- [OBJECTIVE]:
Extract the full set of records, then give each one again exactly.

- [RECORDS SUPPLIED]:
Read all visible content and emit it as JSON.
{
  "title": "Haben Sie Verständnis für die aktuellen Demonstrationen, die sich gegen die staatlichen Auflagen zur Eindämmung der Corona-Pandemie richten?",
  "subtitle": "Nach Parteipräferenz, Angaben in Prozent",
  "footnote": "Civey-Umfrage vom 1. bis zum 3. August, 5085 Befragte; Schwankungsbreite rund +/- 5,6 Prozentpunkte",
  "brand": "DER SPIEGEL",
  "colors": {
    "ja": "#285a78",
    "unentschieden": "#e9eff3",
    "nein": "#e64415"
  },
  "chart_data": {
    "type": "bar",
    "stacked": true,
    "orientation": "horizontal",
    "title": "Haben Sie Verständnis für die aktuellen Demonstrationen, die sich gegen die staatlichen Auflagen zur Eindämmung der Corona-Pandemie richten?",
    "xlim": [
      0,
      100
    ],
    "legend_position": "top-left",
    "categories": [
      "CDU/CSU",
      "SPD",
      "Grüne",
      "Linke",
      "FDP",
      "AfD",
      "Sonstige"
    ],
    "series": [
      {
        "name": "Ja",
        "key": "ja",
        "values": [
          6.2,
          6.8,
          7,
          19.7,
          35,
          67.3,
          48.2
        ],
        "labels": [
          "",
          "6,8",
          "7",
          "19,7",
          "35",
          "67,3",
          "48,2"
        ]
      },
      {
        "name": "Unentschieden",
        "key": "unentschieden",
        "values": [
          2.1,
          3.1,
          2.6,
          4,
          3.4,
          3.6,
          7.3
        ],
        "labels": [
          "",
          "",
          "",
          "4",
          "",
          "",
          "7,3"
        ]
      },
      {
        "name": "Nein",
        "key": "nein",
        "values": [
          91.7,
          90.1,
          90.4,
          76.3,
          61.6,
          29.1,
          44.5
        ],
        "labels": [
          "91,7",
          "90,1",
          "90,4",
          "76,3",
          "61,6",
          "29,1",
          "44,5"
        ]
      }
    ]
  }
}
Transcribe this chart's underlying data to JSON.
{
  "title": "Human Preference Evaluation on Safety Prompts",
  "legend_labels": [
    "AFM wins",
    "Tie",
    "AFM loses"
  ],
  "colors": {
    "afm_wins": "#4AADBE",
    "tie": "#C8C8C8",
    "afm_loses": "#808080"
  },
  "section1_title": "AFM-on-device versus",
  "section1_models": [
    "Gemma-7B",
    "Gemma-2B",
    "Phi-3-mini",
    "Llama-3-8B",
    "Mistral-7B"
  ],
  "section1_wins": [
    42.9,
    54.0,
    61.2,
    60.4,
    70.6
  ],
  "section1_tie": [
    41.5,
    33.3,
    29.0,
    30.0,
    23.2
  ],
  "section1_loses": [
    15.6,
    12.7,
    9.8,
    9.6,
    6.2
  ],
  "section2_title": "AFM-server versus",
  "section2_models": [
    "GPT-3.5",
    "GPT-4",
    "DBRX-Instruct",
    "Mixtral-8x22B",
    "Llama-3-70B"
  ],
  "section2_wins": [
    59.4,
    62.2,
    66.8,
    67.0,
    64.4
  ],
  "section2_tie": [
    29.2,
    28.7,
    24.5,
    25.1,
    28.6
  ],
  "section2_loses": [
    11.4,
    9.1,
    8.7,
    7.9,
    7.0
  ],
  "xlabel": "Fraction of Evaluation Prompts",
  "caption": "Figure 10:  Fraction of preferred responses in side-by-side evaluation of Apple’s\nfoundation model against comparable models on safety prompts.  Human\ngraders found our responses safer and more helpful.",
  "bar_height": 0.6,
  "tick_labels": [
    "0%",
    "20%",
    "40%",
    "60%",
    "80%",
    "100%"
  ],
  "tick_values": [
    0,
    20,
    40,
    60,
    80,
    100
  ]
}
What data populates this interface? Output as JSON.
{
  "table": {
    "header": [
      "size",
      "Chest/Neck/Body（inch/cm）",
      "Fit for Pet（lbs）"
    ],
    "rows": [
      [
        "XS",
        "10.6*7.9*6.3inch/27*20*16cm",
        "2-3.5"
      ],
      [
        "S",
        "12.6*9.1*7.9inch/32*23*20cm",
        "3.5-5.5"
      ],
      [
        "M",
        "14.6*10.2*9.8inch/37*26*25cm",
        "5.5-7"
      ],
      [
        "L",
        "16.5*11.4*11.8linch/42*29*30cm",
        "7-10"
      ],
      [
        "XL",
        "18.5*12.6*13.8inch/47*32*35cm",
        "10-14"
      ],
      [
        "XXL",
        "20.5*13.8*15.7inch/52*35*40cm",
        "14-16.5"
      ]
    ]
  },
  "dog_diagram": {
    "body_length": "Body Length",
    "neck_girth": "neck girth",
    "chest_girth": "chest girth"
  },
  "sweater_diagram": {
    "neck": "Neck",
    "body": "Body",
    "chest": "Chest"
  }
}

- [FINISHED EXERCISE]:
Read all visible content and emit it as JSON.
{
  "title": "Haben Sie Verständnis für die aktuellen Demonstrationen, die sich gegen die staatlichen Auflagen zur Eindämmung der Corona-Pandemie richten?",
  "subtitle": "Nach Parteipräferenz, Angaben in Prozent",
  "footnote": "Civey-Umfrage vom 1. bis zum 3. August, 5085 Befragte; Schwankungsbreite rund +/- 5,6 Prozentpunkte",
  "brand": "DER SPIEGEL",
  "colors": {
    "ja": "#285a78",
    "unentschieden": "#e9eff3",
    "nein": "#e64415"
  },
  "chart_data": {
    "type": "bar",
    "stacked": true,
    "orientation": "horizontal",
    "title": "Haben Sie Verständnis für die aktuellen Demonstrationen, die sich gegen die staatlichen Auflagen zur Eindämmung der Corona-Pandemie richten?",
    "xlim": [
      0,
      100
    ],
    "legend_position": "top-left",
    "categories": [
      "CDU/CSU",
      "SPD",
      "Grüne",
      "Linke",
      "FDP",
      "AfD",
      "Sonstige"
    ],
    "series": [
      {
        "name": "Ja",
        "key": "ja",
        "values": [
          6.2,
          6.8,
          7,
          19.7,
          35,
          67.3,
          48.2
        ],
        "labels": [
          "",
          "6,8",
          "7",
          "19,7",
          "35",
          "67,3",
          "48,2"
        ]
      },
      {
        "name": "Unentschieden",
        "key": "unentschieden",
        "values": [
          2.1,
          3.1,
          2.6,
          4,
          3.4,
          3.6,
          7.3
        ],
        "labels": [
          "",
          "",
          "",
          "4",
          "",
          "",
          "7,3"
        ]
      },
      {
        "name": "Nein",
        "key": "nein",
        "values": [
          91.7,
          90.1,
          90.4,
          76.3,
          61.6,
          29.1,
          44.5
        ],
        "labels": [
          "91,7",
          "90,1",
          "90,4",
          "76,3",
          "61,6",
          "29,1",
          "44,5"
        ]
      }
    ]
  }
}
Transcribe this chart's underlying data to JSON.
{
  "title": "Human Preference Evaluation on Safety Prompts",
  "legend_labels": [
    "AFM wins",
    "Tie",
    "AFM loses"
  ],
  "colors": {
    "afm_wins": "#4AADBE",
    "tie": "#C8C8C8",
    "afm_loses": "#808080"
  },
  "section1_title": "AFM-on-device versus",
  "section1_models": [
    "Gemma-7B",
    "Gemma-2B",
    "Phi-3-mini",
    "Llama-3-8B",
    "Mistral-7B"
  ],
  "section1_wins": [
    42.9,
    54.0,
    61.2,
    60.4,
    70.6
  ],
  "section1_tie": [
    41.5,
    33.3,
    29.0,
    30.0,
    23.2
  ],
  "section1_loses": [
    15.6,
    12.7,
    9.8,
    9.6,
    6.2
  ],
  "section2_title": "AFM-server versus",
  "section2_models": [
    "GPT-3.5",
    "GPT-4",
    "DBRX-Instruct",
    "Mixtral-8x22B",
    "Llama-3-70B"
  ],
  "section2_wins": [
    59.4,
    62.2,
    66.8,
    67.0,
    64.4
  ],
  "section2_tie": [
    29.2,
    28.7,
    24.5,
    25.1,
    28.6
  ],
  "section2_loses": [
    11.4,
    9.1,
    8.7,
    7.9,
    7.0
  ],
  "xlabel": "Fraction of Evaluation Prompts",
  "caption": "Figure 10:  Fraction of preferred responses in side-by-side evaluation of Apple’s\nfoundation model against comparable models on safety prompts.  Human\ngraders found our responses safer and more helpful.",
  "bar_height": 0.6,
  "tick_labels": [
    "0%",
    "20%",
    "40%",
    "60%",
    "80%",
    "100%"
  ],
  "tick_values": [
    0,
    20,
    40,
    60,
    80,
    100
  ]
}
What data populates this interface? Output as JSON.
{
  "table": {
    "header": [
      "size",
      "Chest/Neck/Body（inch/cm）",
      "Fit for Pet（lbs）"
    ],
    "rows": [
      [
        "XS",
        "10.6*7.9*6.3inch/27*20*16cm",
        "2-3.5"
      ],
      [
        "S",
        "12.6*9.1*7.9inch/32*23*20cm",
        "3.5-5.5"
      ],
      [
        "M",
        "14.6*10.2*9.8inch/37*26*25cm",
        "5.5-7"
      ],
      [
        "L",
        "16.5*11.4*11.8linch/42*29*30cm",
        "7-10"
      ],
      [
        "XL",
        "18.5*12.6*13.8inch/47*32*35cm",
        "10-14"
      ],
      [
        "XXL",
        "20.5*13.8*15.7inch/52*35*40cm",
        "14-16.5"
      ]
    ]
  },
  "dog_diagram": {
    "body_length": "Body Length",
    "neck_girth": "neck girth",
    "chest_girth": "chest girth"
  },
  "sweater_diagram": {
    "neck": "Neck",
    "body": "Body",
    "chest": "Chest"
  }
}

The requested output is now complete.